Problem to solve =
Are you able to quote each entry exactly as written?

Extracted information =
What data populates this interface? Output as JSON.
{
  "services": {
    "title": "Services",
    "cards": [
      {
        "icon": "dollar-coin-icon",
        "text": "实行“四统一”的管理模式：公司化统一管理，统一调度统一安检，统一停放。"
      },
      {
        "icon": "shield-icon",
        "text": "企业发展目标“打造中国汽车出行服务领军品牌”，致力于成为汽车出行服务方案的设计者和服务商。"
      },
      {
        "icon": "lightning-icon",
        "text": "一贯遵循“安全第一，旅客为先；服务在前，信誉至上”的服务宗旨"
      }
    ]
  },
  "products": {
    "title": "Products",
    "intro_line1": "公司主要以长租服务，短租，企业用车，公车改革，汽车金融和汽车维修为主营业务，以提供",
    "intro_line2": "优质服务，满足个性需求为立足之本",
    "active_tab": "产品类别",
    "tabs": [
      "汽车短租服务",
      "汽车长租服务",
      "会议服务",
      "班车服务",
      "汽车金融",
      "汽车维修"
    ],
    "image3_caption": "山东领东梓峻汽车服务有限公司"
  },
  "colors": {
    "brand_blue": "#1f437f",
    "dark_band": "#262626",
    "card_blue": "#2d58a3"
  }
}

Full answer =
What data populates this interface? Output as JSON.
{
  "services": {
    "title": "Services",
    "cards": [
      {
        "icon": "dollar-coin-icon",
        "text": "实行“四统一”的管理模式：公司化统一管理，统一调度统一安检，统一停放。"
      },
      {
        "icon": "shield-icon",
        "text": "企业发展目标“打造中国汽车出行服务领军品牌”，致力于成为汽车出行服务方案的设计者和服务商。"
      },
      {
        "icon": "lightning-icon",
        "text": "一贯遵循“安全第一，旅客为先；服务在前，信誉至上”的服务宗旨"
      }
    ]
  },
  "products": {
    "title": "Products",
    "intro_line1": "公司主要以长租服务，短租，企业用车，公车改革，汽车金融和汽车维修为主营业务，以提供",
    "intro_line2": "优质服务，满足个性需求为立足之本",
    "active_tab": "产品类别",
    "tabs": [
      "汽车短租服务",
      "汽车长租服务",
      "会议服务",
      "班车服务",
      "汽车金融",
      "汽车维修"
    ],
    "image3_caption": "山东领东梓峻汽车服务有限公司"
  },
  "colors": {
    "brand_blue": "#1f437f",
    "dark_band": "#262626",
    "card_blue": "#2d58a3"
  }
}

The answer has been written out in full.